§ **WHAT YOU HAVE TO DO**
Say how many lines in the data below contain the word "國際油價", and give no other text.

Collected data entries
★ ★ ★ ★ ★ ★ ★

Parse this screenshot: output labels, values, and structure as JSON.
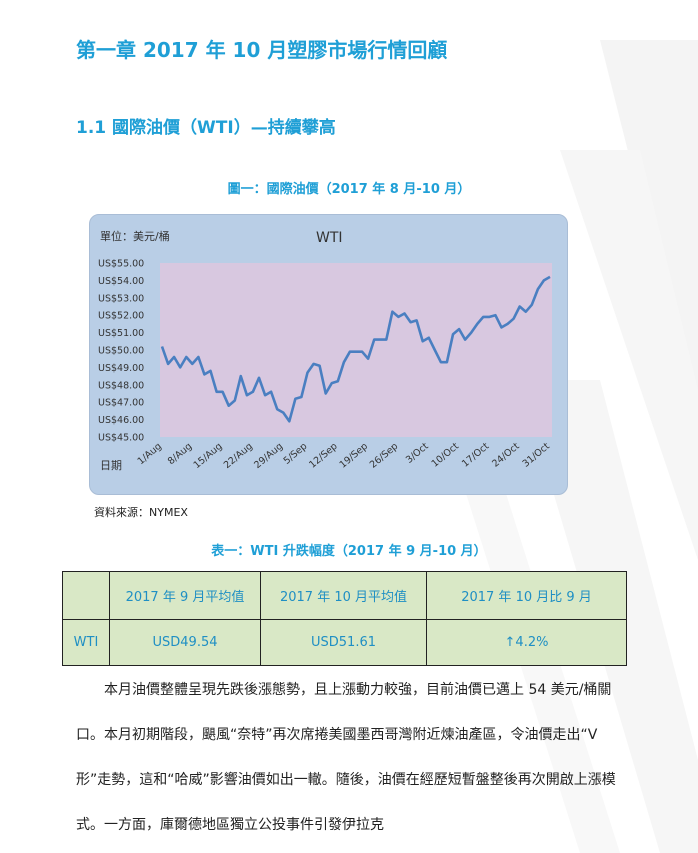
{
  "chapter_title": "第一章  2017 年 10 月塑膠市場行情回顧",
  "section_title": "1.1 國際油價（WTI）—持續攀高",
  "figure": {
    "caption": "圖一：國際油價（2017 年 8 月-10 月）",
    "source": "資料來源：NYMEX"
  },
  "chart_data": {
    "type": "line",
    "title": "WTI",
    "unit_label": "單位：美元/桶",
    "xlabel": "日期",
    "ylabel": "",
    "ylim": [
      45,
      55
    ],
    "yticks": [
      "US$55.00",
      "US$54.00",
      "US$53.00",
      "US$52.00",
      "US$51.00",
      "US$50.00",
      "US$49.00",
      "US$48.00",
      "US$47.00",
      "US$46.00",
      "US$45.00"
    ],
    "xticks": [
      "1/Aug",
      "8/Aug",
      "15/Aug",
      "22/Aug",
      "29/Aug",
      "5/Sep",
      "12/Sep",
      "19/Sep",
      "26/Sep",
      "3/Oct",
      "10/Oct",
      "17/Oct",
      "24/Oct",
      "31/Oct"
    ],
    "grid": false,
    "series": [
      {
        "name": "",
        "color": "#4a7fc1",
        "x": [
          "1/Aug",
          "2/Aug",
          "3/Aug",
          "4/Aug",
          "7/Aug",
          "8/Aug",
          "9/Aug",
          "10/Aug",
          "11/Aug",
          "14/Aug",
          "15/Aug",
          "16/Aug",
          "17/Aug",
          "18/Aug",
          "21/Aug",
          "22/Aug",
          "23/Aug",
          "24/Aug",
          "25/Aug",
          "28/Aug",
          "29/Aug",
          "30/Aug",
          "31/Aug",
          "1/Sep",
          "5/Sep",
          "6/Sep",
          "7/Sep",
          "8/Sep",
          "11/Sep",
          "12/Sep",
          "13/Sep",
          "14/Sep",
          "15/Sep",
          "18/Sep",
          "19/Sep",
          "20/Sep",
          "21/Sep",
          "22/Sep",
          "25/Sep",
          "26/Sep",
          "27/Sep",
          "28/Sep",
          "29/Sep",
          "2/Oct",
          "3/Oct",
          "4/Oct",
          "5/Oct",
          "6/Oct",
          "9/Oct",
          "10/Oct",
          "11/Oct",
          "12/Oct",
          "13/Oct",
          "16/Oct",
          "17/Oct",
          "18/Oct",
          "19/Oct",
          "20/Oct",
          "23/Oct",
          "24/Oct",
          "25/Oct",
          "26/Oct",
          "27/Oct",
          "30/Oct",
          "31/Oct"
        ],
        "values": [
          50.2,
          49.2,
          49.6,
          49.0,
          49.6,
          49.2,
          49.6,
          48.6,
          48.8,
          47.6,
          47.6,
          46.8,
          47.1,
          48.5,
          47.4,
          47.6,
          48.4,
          47.4,
          47.6,
          46.6,
          46.4,
          45.9,
          47.2,
          47.3,
          48.7,
          49.2,
          49.1,
          47.5,
          48.1,
          48.2,
          49.3,
          49.9,
          49.9,
          49.9,
          49.5,
          50.6,
          50.6,
          50.6,
          52.2,
          51.9,
          52.1,
          51.6,
          51.7,
          50.5,
          50.7,
          50.0,
          49.3,
          49.3,
          50.9,
          51.2,
          50.6,
          51.0,
          51.5,
          51.9,
          51.9,
          52.0,
          51.3,
          51.5,
          51.8,
          52.5,
          52.2,
          52.6,
          53.5,
          54.0,
          54.2
        ]
      }
    ]
  },
  "table": {
    "caption": "表一：WTI 升跌幅度（2017 年 9 月-10 月）",
    "headers": [
      "",
      "2017 年 9 月平均值",
      "2017 年 10 月平均值",
      "2017 年 10 月比 9 月"
    ],
    "rows": [
      [
        "WTI",
        "USD49.54",
        "USD51.61",
        "↑4.2%"
      ]
    ]
  },
  "paragraph": "本月油價整體呈現先跌後漲態勢，且上漲動力較強，目前油價已邁上 54 美元/桶關口。本月初期階段，颶風“奈特”再次席捲美國墨西哥灣附近煉油產區，令油價走出“V 形”走勢，這和“哈威”影響油價如出一轍。隨後，油價在經歷短暫盤整後再次開啟上漲模式。一方面，庫爾德地區獨立公投事件引發伊拉克",
  "colors": {
    "heading": "#1f9fd6",
    "chart_frame": "#b9cee6",
    "plot_area": "#d8c8e0",
    "table_fill": "#d9e8c6",
    "line": "#4a7fc1"
  }
}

★ ★ ★ ★ ★ ★ ★

§ **EXERCISE RESULT**
2